[WHAT YOU HAVE TO DO]
Reproduce the records below in their entirety, character for character.

(Dataset excerpt)
'''
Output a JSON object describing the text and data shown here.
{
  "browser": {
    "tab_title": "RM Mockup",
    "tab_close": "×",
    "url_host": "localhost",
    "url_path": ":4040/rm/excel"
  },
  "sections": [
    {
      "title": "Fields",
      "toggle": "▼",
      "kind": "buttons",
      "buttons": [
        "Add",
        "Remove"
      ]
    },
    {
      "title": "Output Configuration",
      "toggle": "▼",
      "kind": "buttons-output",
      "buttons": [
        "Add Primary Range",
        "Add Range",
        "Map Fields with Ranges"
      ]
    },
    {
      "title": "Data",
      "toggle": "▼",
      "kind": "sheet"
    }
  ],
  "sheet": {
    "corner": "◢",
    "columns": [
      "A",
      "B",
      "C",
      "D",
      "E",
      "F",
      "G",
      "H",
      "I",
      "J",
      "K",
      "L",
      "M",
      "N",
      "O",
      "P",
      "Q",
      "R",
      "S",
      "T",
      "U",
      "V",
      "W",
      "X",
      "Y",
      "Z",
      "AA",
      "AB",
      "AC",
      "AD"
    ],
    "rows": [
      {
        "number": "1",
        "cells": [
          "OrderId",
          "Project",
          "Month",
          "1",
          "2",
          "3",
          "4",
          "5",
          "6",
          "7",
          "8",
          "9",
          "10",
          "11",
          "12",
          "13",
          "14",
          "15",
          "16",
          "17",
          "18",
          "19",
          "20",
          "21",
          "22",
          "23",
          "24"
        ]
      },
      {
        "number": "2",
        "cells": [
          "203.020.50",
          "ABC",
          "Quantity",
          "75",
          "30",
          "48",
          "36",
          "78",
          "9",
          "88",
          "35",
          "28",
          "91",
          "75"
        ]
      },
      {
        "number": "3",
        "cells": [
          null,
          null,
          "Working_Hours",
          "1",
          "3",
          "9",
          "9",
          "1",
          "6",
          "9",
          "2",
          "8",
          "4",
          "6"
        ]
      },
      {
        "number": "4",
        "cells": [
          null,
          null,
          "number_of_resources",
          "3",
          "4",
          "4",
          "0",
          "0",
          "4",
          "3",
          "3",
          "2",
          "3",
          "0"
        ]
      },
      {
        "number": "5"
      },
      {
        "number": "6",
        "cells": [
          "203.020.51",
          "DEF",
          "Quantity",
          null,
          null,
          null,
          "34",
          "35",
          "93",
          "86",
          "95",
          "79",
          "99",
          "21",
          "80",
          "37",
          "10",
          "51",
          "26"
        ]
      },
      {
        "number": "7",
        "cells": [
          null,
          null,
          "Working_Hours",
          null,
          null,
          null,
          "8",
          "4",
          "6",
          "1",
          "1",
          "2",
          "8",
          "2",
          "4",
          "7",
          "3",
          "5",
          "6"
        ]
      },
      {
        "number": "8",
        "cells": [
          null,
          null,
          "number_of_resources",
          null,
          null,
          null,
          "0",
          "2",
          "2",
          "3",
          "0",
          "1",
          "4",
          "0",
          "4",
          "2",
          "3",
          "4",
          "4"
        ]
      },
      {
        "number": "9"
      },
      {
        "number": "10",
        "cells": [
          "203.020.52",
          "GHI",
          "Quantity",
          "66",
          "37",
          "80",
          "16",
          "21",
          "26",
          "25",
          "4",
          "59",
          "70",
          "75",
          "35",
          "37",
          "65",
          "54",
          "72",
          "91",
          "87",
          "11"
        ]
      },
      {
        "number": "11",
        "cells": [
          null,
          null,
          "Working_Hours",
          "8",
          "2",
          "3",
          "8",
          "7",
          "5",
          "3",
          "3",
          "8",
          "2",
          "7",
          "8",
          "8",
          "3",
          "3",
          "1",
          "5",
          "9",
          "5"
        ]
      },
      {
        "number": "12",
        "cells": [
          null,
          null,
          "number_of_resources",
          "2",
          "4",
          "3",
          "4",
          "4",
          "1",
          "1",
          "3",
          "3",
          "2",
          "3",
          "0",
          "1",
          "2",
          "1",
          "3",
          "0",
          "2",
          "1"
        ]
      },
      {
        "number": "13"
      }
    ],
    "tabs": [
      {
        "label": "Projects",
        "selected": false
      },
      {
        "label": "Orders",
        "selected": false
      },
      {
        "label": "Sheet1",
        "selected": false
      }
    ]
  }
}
'''
[ANSWER]
Output a JSON object describing the text and data shown here.
{
  "browser": {
    "tab_title": "RM Mockup",
    "tab_close": "×",
    "url_host": "localhost",
    "url_path": ":4040/rm/excel"
  },
  "sections": [
    {
      "title": "Fields",
      "toggle": "▼",
      "kind": "buttons",
      "buttons": [
        "Add",
        "Remove"
      ]
    },
    {
      "title": "Output Configuration",
      "toggle": "▼",
      "kind": "buttons-output",
      "buttons": [
        "Add Primary Range",
        "Add Range",
        "Map Fields with Ranges"
      ]
    },
    {
      "title": "Data",
      "toggle": "▼",
      "kind": "sheet"
    }
  ],
  "sheet": {
    "corner": "◢",
    "columns": [
      "A",
      "B",
      "C",
      "D",
      "E",
      "F",
      "G",
      "H",
      "I",
      "J",
      "K",
      "L",
      "M",
      "N",
      "O",
      "P",
      "Q",
      "R",
      "S",
      "T",
      "U",
      "V",
      "W",
      "X",
      "Y",
      "Z",
      "AA",
      "AB",
      "AC",
      "AD"
    ],
    "rows": [
      {
        "number": "1",
        "cells": [
          "OrderId",
          "Project",
          "Month",
          "1",
          "2",
          "3",
          "4",
          "5",
          "6",
          "7",
          "8",
          "9",
          "10",
          "11",
          "12",
          "13",
          "14",
          "15",
          "16",
          "17",
          "18",
          "19",
          "20",
          "21",
          "22",
          "23",
          "24"
        ]
      },
      {
        "number": "2",
        "cells": [
          "203.020.50",
          "ABC",
          "Quantity",
          "75",
          "30",
          "48",
          "36",
          "78",
          "9",
          "88",
          "35",
          "28",
          "91",
          "75"
        ]
      },
      {
        "number": "3",
        "cells": [
          null,
          null,
          "Working_Hours",
          "1",
          "3",
          "9",
          "9",
          "1",
          "6",
          "9",
          "2",
          "8",
          "4",
          "6"
        ]
      },
      {
        "number": "4",
        "cells": [
          null,
          null,
          "number_of_resources",
          "3",
          "4",
          "4",
          "0",
          "0",
          "4",
          "3",
          "3",
          "2",
          "3",
          "0"
        ]
      },
      {
        "number": "5"
      },
      {
        "number": "6",
        "cells": [
          "203.020.51",
          "DEF",
          "Quantity",
          null,
          null,
          null,
          "34",
          "35",
          "93",
          "86",
          "95",
          "79",
          "99",
          "21",
          "80",
          "37",
          "10",
          "51",
          "26"
        ]
      },
      {
        "number": "7",
        "cells": [
          null,
          null,
          "Working_Hours",
          null,
          null,
          null,
          "8",
          "4",
          "6",
          "1",
          "1",
          "2",
          "8",
          "2",
          "4",
          "7",
          "3",
          "5",
          "6"
        ]
      },
      {
        "number": "8",
        "cells": [
          null,
          null,
          "number_of_resources",
          null,
          null,
          null,
          "0",
          "2",
          "2",
          "3",
          "0",
          "1",
          "4",
          "0",
          "4",
          "2",
          "3",
          "4",
          "4"
        ]
      },
      {
        "number": "9"
      },
      {
        "number": "10",
        "cells": [
          "203.020.52",
          "GHI",
          "Quantity",
          "66",
          "37",
          "80",
          "16",
          "21",
          "26",
          "25",
          "4",
          "59",
          "70",
          "75",
          "35",
          "37",
          "65",
          "54",
          "72",
          "91",
          "87",
          "11"
        ]
      },
      {
        "number": "11",
        "cells": [
          null,
          null,
          "Working_Hours",
          "8",
          "2",
          "3",
          "8",
          "7",
          "5",
          "3",
          "3",
          "8",
          "2",
          "7",
          "8",
          "8",
          "3",
          "3",
          "1",
          "5",
          "9",
          "5"
        ]
      },
      {
        "number": "12",
        "cells": [
          null,
          null,
          "number_of_resources",
          "2",
          "4",
          "3",
          "4",
          "4",
          "1",
          "1",
          "3",
          "3",
          "2",
          "3",
          "0",
          "1",
          "2",
          "1",
          "3",
          "0",
          "2",
          "1"
        ]
      },
      {
        "number": "13"
      }
    ],
    "tabs": [
      {
        "label": "Projects",
        "selected": false
      },
      {
        "label": "Orders",
        "selected": false
      },
      {
        "label": "Sheet1",
        "selected": false
      }
    ]
  }
}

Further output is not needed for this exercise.